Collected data
----------------------------------------

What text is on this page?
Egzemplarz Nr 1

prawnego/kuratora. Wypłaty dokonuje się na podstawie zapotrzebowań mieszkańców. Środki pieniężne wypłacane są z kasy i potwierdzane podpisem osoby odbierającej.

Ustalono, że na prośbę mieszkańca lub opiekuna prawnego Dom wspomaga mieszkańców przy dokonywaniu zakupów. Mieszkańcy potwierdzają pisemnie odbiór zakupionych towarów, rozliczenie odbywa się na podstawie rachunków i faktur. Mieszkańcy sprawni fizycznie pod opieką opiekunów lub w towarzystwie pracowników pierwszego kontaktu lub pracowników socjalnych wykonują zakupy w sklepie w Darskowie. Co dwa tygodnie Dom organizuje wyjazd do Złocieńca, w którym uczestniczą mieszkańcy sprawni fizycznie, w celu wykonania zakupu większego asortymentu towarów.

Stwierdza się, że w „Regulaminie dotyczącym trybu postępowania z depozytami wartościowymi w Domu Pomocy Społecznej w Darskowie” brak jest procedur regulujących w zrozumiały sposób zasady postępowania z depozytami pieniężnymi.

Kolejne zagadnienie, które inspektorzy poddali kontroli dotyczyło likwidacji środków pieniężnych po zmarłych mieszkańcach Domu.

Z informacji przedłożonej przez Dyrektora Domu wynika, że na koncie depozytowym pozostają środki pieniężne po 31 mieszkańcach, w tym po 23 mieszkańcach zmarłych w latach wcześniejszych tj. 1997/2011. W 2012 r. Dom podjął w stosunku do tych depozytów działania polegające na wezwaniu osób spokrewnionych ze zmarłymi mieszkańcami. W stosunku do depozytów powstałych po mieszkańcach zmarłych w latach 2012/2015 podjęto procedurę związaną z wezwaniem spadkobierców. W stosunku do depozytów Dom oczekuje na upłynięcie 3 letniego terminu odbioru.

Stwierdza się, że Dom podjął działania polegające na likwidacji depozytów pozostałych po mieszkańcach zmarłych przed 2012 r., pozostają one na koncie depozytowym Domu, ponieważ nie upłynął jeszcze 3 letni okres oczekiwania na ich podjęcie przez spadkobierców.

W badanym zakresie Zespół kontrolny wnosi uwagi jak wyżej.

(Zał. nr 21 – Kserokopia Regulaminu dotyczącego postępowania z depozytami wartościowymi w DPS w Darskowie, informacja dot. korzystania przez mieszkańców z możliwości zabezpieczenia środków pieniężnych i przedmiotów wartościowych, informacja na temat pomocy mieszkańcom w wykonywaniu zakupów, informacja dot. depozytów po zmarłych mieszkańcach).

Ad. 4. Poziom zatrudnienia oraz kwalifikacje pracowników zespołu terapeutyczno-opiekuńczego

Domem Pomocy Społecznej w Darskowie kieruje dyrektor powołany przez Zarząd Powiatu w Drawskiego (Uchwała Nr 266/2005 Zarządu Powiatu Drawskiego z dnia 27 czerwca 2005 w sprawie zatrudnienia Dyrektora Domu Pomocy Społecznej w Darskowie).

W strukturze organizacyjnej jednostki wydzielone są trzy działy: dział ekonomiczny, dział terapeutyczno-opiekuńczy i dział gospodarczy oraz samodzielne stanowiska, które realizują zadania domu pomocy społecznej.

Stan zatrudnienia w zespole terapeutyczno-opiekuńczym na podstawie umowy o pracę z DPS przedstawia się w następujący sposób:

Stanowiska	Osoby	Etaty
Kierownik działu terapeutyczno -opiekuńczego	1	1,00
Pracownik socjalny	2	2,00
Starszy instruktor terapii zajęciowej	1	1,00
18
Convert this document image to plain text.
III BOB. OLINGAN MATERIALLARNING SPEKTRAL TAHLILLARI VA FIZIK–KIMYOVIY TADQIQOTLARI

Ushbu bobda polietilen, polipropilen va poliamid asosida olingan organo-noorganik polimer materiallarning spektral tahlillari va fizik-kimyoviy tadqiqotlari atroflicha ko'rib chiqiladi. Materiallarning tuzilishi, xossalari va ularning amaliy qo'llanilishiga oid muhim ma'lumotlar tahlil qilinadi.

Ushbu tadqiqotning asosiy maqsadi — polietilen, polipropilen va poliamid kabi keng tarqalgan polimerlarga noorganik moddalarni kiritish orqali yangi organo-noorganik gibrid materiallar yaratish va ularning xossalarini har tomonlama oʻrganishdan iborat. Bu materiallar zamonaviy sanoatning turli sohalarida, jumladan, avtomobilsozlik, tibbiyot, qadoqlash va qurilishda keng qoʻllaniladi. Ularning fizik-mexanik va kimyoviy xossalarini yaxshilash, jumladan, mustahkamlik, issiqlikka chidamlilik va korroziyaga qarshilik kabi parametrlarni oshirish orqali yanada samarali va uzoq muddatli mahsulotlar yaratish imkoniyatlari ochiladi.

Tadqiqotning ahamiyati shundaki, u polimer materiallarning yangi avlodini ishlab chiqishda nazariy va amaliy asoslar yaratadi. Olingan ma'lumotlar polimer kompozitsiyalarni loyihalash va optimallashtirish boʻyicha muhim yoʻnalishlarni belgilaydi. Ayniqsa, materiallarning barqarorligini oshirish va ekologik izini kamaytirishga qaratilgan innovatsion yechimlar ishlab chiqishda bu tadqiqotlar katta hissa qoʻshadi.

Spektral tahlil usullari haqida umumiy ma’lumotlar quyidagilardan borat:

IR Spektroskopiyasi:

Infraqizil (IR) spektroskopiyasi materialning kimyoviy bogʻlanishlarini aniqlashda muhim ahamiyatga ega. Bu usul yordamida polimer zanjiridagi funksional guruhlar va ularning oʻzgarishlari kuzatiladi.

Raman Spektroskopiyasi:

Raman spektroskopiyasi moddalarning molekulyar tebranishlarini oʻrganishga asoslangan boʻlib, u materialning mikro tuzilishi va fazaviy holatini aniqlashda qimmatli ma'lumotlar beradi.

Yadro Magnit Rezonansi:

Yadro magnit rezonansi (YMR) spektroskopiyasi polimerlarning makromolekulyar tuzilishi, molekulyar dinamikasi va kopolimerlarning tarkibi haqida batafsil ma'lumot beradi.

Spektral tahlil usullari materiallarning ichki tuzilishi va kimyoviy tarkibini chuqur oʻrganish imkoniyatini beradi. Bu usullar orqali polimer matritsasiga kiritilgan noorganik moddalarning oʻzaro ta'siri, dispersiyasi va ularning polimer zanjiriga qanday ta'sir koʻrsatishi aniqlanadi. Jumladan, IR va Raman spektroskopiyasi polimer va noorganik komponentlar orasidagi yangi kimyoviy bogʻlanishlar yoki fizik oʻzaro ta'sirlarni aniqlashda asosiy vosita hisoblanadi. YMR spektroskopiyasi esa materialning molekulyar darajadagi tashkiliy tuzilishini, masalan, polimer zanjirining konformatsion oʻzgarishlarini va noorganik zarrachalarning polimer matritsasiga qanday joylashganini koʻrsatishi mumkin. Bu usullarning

----------------------------------------

▶ _Problem requirements_
Repeat every record, keeping each word and mark exactly as it is.

▶ _The answer_
What text is on this page?
Egzemplarz Nr 1

prawnego/kuratora. Wypłaty dokonuje się na podstawie zapotrzebowań mieszkańców. Środki pieniężne wypłacane są z kasy i potwierdzane podpisem osoby odbierającej.

Ustalono, że na prośbę mieszkańca lub opiekuna prawnego Dom wspomaga mieszkańców przy dokonywaniu zakupów. Mieszkańcy potwierdzają pisemnie odbiór zakupionych towarów, rozliczenie odbywa się na podstawie rachunków i faktur. Mieszkańcy sprawni fizycznie pod opieką opiekunów lub w towarzystwie pracowników pierwszego kontaktu lub pracowników socjalnych wykonują zakupy w sklepie w Darskowie. Co dwa tygodnie Dom organizuje wyjazd do Złocieńca, w którym uczestniczą mieszkańcy sprawni fizycznie, w celu wykonania zakupu większego asortymentu towarów.

Stwierdza się, że w „Regulaminie dotyczącym trybu postępowania z depozytami wartościowymi w Domu Pomocy Społecznej w Darskowie” brak jest procedur regulujących w zrozumiały sposób zasady postępowania z depozytami pieniężnymi.

Kolejne zagadnienie, które inspektorzy poddali kontroli dotyczyło likwidacji środków pieniężnych po zmarłych mieszkańcach Domu.

Z informacji przedłożonej przez Dyrektora Domu wynika, że na koncie depozytowym pozostają środki pieniężne po 31 mieszkańcach, w tym po 23 mieszkańcach zmarłych w latach wcześniejszych tj. 1997/2011. W 2012 r. Dom podjął w stosunku do tych depozytów działania polegające na wezwaniu osób spokrewnionych ze zmarłymi mieszkańcami. W stosunku do depozytów powstałych po mieszkańcach zmarłych w latach 2012/2015 podjęto procedurę związaną z wezwaniem spadkobierców. W stosunku do depozytów Dom oczekuje na upłynięcie 3 letniego terminu odbioru.

Stwierdza się, że Dom podjął działania polegające na likwidacji depozytów pozostałych po mieszkańcach zmarłych przed 2012 r., pozostają one na koncie depozytowym Domu, ponieważ nie upłynął jeszcze 3 letni okres oczekiwania na ich podjęcie przez spadkobierców.

W badanym zakresie Zespół kontrolny wnosi uwagi jak wyżej.

(Zał. nr 21 – Kserokopia Regulaminu dotyczącego postępowania z depozytami wartościowymi w DPS w Darskowie, informacja dot. korzystania przez mieszkańców z możliwości zabezpieczenia środków pieniężnych i przedmiotów wartościowych, informacja na temat pomocy mieszkańcom w wykonywaniu zakupów, informacja dot. depozytów po zmarłych mieszkańcach).

Ad. 4. Poziom zatrudnienia oraz kwalifikacje pracowników zespołu terapeutyczno-opiekuńczego

Domem Pomocy Społecznej w Darskowie kieruje dyrektor powołany przez Zarząd Powiatu w Drawskiego (Uchwała Nr 266/2005 Zarządu Powiatu Drawskiego z dnia 27 czerwca 2005 w sprawie zatrudnienia Dyrektora Domu Pomocy Społecznej w Darskowie).

W strukturze organizacyjnej jednostki wydzielone są trzy działy: dział ekonomiczny, dział terapeutyczno-opiekuńczy i dział gospodarczy oraz samodzielne stanowiska, które realizują zadania domu pomocy społecznej.

Stan zatrudnienia w zespole terapeutyczno-opiekuńczym na podstawie umowy o pracę z DPS przedstawia się w następujący sposób:

Stanowiska	Osoby	Etaty
Kierownik działu terapeutyczno -opiekuńczego	1	1,00
Pracownik socjalny	2	2,00
Starszy instruktor terapii zajęciowej	1	1,00
18
Convert this document image to plain text.
III BOB. OLINGAN MATERIALLARNING SPEKTRAL TAHLILLARI VA FIZIK–KIMYOVIY TADQIQOTLARI

Ushbu bobda polietilen, polipropilen va poliamid asosida olingan organo-noorganik polimer materiallarning spektral tahlillari va fizik-kimyoviy tadqiqotlari atroflicha ko'rib chiqiladi. Materiallarning tuzilishi, xossalari va ularning amaliy qo'llanilishiga oid muhim ma'lumotlar tahlil qilinadi.

Ushbu tadqiqotning asosiy maqsadi — polietilen, polipropilen va poliamid kabi keng tarqalgan polimerlarga noorganik moddalarni kiritish orqali yangi organo-noorganik gibrid materiallar yaratish va ularning xossalarini har tomonlama oʻrganishdan iborat. Bu materiallar zamonaviy sanoatning turli sohalarida, jumladan, avtomobilsozlik, tibbiyot, qadoqlash va qurilishda keng qoʻllaniladi. Ularning fizik-mexanik va kimyoviy xossalarini yaxshilash, jumladan, mustahkamlik, issiqlikka chidamlilik va korroziyaga qarshilik kabi parametrlarni oshirish orqali yanada samarali va uzoq muddatli mahsulotlar yaratish imkoniyatlari ochiladi.

Tadqiqotning ahamiyati shundaki, u polimer materiallarning yangi avlodini ishlab chiqishda nazariy va amaliy asoslar yaratadi. Olingan ma'lumotlar polimer kompozitsiyalarni loyihalash va optimallashtirish boʻyicha muhim yoʻnalishlarni belgilaydi. Ayniqsa, materiallarning barqarorligini oshirish va ekologik izini kamaytirishga qaratilgan innovatsion yechimlar ishlab chiqishda bu tadqiqotlar katta hissa qoʻshadi.

Spektral tahlil usullari haqida umumiy ma’lumotlar quyidagilardan borat:

IR Spektroskopiyasi:

Infraqizil (IR) spektroskopiyasi materialning kimyoviy bogʻlanishlarini aniqlashda muhim ahamiyatga ega. Bu usul yordamida polimer zanjiridagi funksional guruhlar va ularning oʻzgarishlari kuzatiladi.

Raman Spektroskopiyasi:

Raman spektroskopiyasi moddalarning molekulyar tebranishlarini oʻrganishga asoslangan boʻlib, u materialning mikro tuzilishi va fazaviy holatini aniqlashda qimmatli ma'lumotlar beradi.

Yadro Magnit Rezonansi:

Yadro magnit rezonansi (YMR) spektroskopiyasi polimerlarning makromolekulyar tuzilishi, molekulyar dinamikasi va kopolimerlarning tarkibi haqida batafsil ma'lumot beradi.

Spektral tahlil usullari materiallarning ichki tuzilishi va kimyoviy tarkibini chuqur oʻrganish imkoniyatini beradi. Bu usullar orqali polimer matritsasiga kiritilgan noorganik moddalarning oʻzaro ta'siri, dispersiyasi va ularning polimer zanjiriga qanday ta'sir koʻrsatishi aniqlanadi. Jumladan, IR va Raman spektroskopiyasi polimer va noorganik komponentlar orasidagi yangi kimyoviy bogʻlanishlar yoki fizik oʻzaro ta'sirlarni aniqlashda asosiy vosita hisoblanadi. YMR spektroskopiyasi esa materialning molekulyar darajadagi tashkiliy tuzilishini, masalan, polimer zanjirining konformatsion oʻzgarishlarini va noorganik zarrachalarning polimer matritsasiga qanday joylashganini koʻrsatishi mumkin. Bu usullarning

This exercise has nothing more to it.